### REQUEST
All material below is to be reproduced exactly.

### GIVEN DATA
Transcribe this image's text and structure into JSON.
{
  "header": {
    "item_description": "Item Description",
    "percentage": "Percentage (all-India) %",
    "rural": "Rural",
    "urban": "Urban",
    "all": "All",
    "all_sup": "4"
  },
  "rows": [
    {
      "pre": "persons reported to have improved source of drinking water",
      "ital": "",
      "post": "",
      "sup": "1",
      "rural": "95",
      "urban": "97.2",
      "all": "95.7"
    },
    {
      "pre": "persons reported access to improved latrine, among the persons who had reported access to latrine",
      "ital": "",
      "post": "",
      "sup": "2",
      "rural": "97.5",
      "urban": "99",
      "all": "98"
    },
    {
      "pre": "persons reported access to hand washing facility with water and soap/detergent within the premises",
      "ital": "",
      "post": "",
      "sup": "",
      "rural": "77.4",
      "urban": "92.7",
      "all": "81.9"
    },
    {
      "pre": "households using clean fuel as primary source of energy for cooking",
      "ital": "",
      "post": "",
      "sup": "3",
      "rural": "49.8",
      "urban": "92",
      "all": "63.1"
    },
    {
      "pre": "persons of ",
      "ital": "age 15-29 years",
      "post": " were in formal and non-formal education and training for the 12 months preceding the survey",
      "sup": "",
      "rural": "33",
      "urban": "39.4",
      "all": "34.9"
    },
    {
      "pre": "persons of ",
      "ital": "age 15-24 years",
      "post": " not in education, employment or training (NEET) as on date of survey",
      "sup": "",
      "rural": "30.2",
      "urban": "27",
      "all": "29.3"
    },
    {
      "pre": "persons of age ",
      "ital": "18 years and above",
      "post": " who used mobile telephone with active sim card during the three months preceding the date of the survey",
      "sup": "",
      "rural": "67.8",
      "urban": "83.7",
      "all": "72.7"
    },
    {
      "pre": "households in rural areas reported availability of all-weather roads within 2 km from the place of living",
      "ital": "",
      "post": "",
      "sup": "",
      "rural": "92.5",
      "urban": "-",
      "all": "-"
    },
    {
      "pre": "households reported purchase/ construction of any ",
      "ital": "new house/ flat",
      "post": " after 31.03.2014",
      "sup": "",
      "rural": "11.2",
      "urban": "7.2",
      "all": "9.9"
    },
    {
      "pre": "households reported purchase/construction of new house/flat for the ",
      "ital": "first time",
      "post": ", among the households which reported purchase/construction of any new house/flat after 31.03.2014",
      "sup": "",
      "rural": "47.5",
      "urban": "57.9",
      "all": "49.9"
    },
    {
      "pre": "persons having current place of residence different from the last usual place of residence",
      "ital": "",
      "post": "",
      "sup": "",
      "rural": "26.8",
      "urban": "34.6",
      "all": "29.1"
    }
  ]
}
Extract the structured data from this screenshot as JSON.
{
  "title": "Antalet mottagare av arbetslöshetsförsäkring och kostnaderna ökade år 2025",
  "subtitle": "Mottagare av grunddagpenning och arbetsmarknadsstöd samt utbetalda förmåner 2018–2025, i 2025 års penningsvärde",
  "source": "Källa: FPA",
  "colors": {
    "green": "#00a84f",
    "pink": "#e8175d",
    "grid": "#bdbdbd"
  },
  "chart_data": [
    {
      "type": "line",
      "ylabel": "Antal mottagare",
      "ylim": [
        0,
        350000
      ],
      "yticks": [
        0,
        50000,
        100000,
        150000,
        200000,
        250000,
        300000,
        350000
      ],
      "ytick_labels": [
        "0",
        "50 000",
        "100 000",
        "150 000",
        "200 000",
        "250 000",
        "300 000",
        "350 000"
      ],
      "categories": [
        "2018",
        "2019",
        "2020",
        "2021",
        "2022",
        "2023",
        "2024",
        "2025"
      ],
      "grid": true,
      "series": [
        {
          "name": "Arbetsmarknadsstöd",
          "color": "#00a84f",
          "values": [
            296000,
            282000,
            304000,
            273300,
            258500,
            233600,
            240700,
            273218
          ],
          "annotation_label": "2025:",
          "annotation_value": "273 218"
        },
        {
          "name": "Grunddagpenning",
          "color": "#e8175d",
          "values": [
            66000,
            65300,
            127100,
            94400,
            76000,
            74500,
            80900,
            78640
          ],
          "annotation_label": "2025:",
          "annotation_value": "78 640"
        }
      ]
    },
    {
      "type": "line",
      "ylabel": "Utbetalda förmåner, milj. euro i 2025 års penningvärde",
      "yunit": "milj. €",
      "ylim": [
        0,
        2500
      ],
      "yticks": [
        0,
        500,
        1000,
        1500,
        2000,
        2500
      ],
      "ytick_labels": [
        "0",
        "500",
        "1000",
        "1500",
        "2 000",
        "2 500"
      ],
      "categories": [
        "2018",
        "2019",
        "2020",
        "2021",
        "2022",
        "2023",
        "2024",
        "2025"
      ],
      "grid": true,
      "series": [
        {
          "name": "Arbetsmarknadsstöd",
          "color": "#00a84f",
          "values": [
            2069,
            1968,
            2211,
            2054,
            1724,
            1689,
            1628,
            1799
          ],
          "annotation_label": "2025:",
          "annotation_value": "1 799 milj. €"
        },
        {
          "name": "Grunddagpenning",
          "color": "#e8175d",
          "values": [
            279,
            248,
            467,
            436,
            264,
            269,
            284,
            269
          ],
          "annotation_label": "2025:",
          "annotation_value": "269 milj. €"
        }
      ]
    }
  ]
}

### REPLY TO THE TASK
Transcribe this image's text and structure into JSON.
{
  "header": {
    "item_description": "Item Description",
    "percentage": "Percentage (all-India) %",
    "rural": "Rural",
    "urban": "Urban",
    "all": "All",
    "all_sup": "4"
  },
  "rows": [
    {
      "pre": "persons reported to have improved source of drinking water",
      "ital": "",
      "post": "",
      "sup": "1",
      "rural": "95",
      "urban": "97.2",
      "all": "95.7"
    },
    {
      "pre": "persons reported access to improved latrine, among the persons who had reported access to latrine",
      "ital": "",
      "post": "",
      "sup": "2",
      "rural": "97.5",
      "urban": "99",
      "all": "98"
    },
    {
      "pre": "persons reported access to hand washing facility with water and soap/detergent within the premises",
      "ital": "",
      "post": "",
      "sup": "",
      "rural": "77.4",
      "urban": "92.7",
      "all": "81.9"
    },
    {
      "pre": "households using clean fuel as primary source of energy for cooking",
      "ital": "",
      "post": "",
      "sup": "3",
      "rural": "49.8",
      "urban": "92",
      "all": "63.1"
    },
    {
      "pre": "persons of ",
      "ital": "age 15-29 years",
      "post": " were in formal and non-formal education and training for the 12 months preceding the survey",
      "sup": "",
      "rural": "33",
      "urban": "39.4",
      "all": "34.9"
    },
    {
      "pre": "persons of ",
      "ital": "age 15-24 years",
      "post": " not in education, employment or training (NEET) as on date of survey",
      "sup": "",
      "rural": "30.2",
      "urban": "27",
      "all": "29.3"
    },
    {
      "pre": "persons of age ",
      "ital": "18 years and above",
      "post": " who used mobile telephone with active sim card during the three months preceding the date of the survey",
      "sup": "",
      "rural": "67.8",
      "urban": "83.7",
      "all": "72.7"
    },
    {
      "pre": "households in rural areas reported availability of all-weather roads within 2 km from the place of living",
      "ital": "",
      "post": "",
      "sup": "",
      "rural": "92.5",
      "urban": "-",
      "all": "-"
    },
    {
      "pre": "households reported purchase/ construction of any ",
      "ital": "new house/ flat",
      "post": " after 31.03.2014",
      "sup": "",
      "rural": "11.2",
      "urban": "7.2",
      "all": "9.9"
    },
    {
      "pre": "households reported purchase/construction of new house/flat for the ",
      "ital": "first time",
      "post": ", among the households which reported purchase/construction of any new house/flat after 31.03.2014",
      "sup": "",
      "rural": "47.5",
      "urban": "57.9",
      "all": "49.9"
    },
    {
      "pre": "persons having current place of residence different from the last usual place of residence",
      "ital": "",
      "post": "",
      "sup": "",
      "rural": "26.8",
      "urban": "34.6",
      "all": "29.1"
    }
  ]
}
Extract the structured data from this screenshot as JSON.
{
  "title": "Antalet mottagare av arbetslöshetsförsäkring och kostnaderna ökade år 2025",
  "subtitle": "Mottagare av grunddagpenning och arbetsmarknadsstöd samt utbetalda förmåner 2018–2025, i 2025 års penningsvärde",
  "source": "Källa: FPA",
  "colors": {
    "green": "#00a84f",
    "pink": "#e8175d",
    "grid": "#bdbdbd"
  },
  "chart_data": [
    {
      "type": "line",
      "ylabel": "Antal mottagare",
      "ylim": [
        0,
        350000
      ],
      "yticks": [
        0,
        50000,
        100000,
        150000,
        200000,
        250000,
        300000,
        350000
      ],
      "ytick_labels": [
        "0",
        "50 000",
        "100 000",
        "150 000",
        "200 000",
        "250 000",
        "300 000",
        "350 000"
      ],
      "categories": [
        "2018",
        "2019",
        "2020",
        "2021",
        "2022",
        "2023",
        "2024",
        "2025"
      ],
      "grid": true,
      "series": [
        {
          "name": "Arbetsmarknadsstöd",
          "color": "#00a84f",
          "values": [
            296000,
            282000,
            304000,
            273300,
            258500,
            233600,
            240700,
            273218
          ],
          "annotation_label": "2025:",
          "annotation_value": "273 218"
        },
        {
          "name": "Grunddagpenning",
          "color": "#e8175d",
          "values": [
            66000,
            65300,
            127100,
            94400,
            76000,
            74500,
            80900,
            78640
          ],
          "annotation_label": "2025:",
          "annotation_value": "78 640"
        }
      ]
    },
    {
      "type": "line",
      "ylabel": "Utbetalda förmåner, milj. euro i 2025 års penningvärde",
      "yunit": "milj. €",
      "ylim": [
        0,
        2500
      ],
      "yticks": [
        0,
        500,
        1000,
        1500,
        2000,
        2500
      ],
      "ytick_labels": [
        "0",
        "500",
        "1000",
        "1500",
        "2 000",
        "2 500"
      ],
      "categories": [
        "2018",
        "2019",
        "2020",
        "2021",
        "2022",
        "2023",
        "2024",
        "2025"
      ],
      "grid": true,
      "series": [
        {
          "name": "Arbetsmarknadsstöd",
          "color": "#00a84f",
          "values": [
            2069,
            1968,
            2211,
            2054,
            1724,
            1689,
            1628,
            1799
          ],
          "annotation_label": "2025:",
          "annotation_value": "1 799 milj. €"
        },
        {
          "name": "Grunddagpenning",
          "color": "#e8175d",
          "values": [
            279,
            248,
            467,
            436,
            264,
            269,
            284,
            269
          ],
          "annotation_label": "2025:",
          "annotation_value": "269 milj. €"
        }
      ]
    }
  ]
}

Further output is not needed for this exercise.